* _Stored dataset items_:
BEGIN
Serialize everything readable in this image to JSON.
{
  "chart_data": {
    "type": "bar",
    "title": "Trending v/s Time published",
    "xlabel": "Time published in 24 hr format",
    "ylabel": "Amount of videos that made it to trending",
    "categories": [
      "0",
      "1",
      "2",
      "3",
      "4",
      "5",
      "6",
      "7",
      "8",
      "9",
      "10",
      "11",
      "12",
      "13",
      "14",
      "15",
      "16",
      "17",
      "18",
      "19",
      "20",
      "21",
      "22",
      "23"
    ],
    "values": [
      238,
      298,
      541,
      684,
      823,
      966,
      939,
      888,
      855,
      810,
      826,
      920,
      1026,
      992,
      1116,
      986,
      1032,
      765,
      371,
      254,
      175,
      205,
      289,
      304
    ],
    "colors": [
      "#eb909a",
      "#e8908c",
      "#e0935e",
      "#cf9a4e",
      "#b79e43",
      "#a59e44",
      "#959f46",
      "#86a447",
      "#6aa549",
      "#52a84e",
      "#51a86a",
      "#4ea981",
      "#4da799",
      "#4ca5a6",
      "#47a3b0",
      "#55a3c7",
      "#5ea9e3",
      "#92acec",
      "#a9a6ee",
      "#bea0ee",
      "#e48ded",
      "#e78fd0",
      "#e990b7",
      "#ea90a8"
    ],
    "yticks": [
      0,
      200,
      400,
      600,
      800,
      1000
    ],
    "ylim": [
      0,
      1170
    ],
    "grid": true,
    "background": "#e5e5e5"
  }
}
END
* _Task_: Go through the material and copy out every line with "Time" in it.

* _Exercise output_:
    "title": "Trending v/s Time published",
    "xlabel": "Time published in 24 hr format",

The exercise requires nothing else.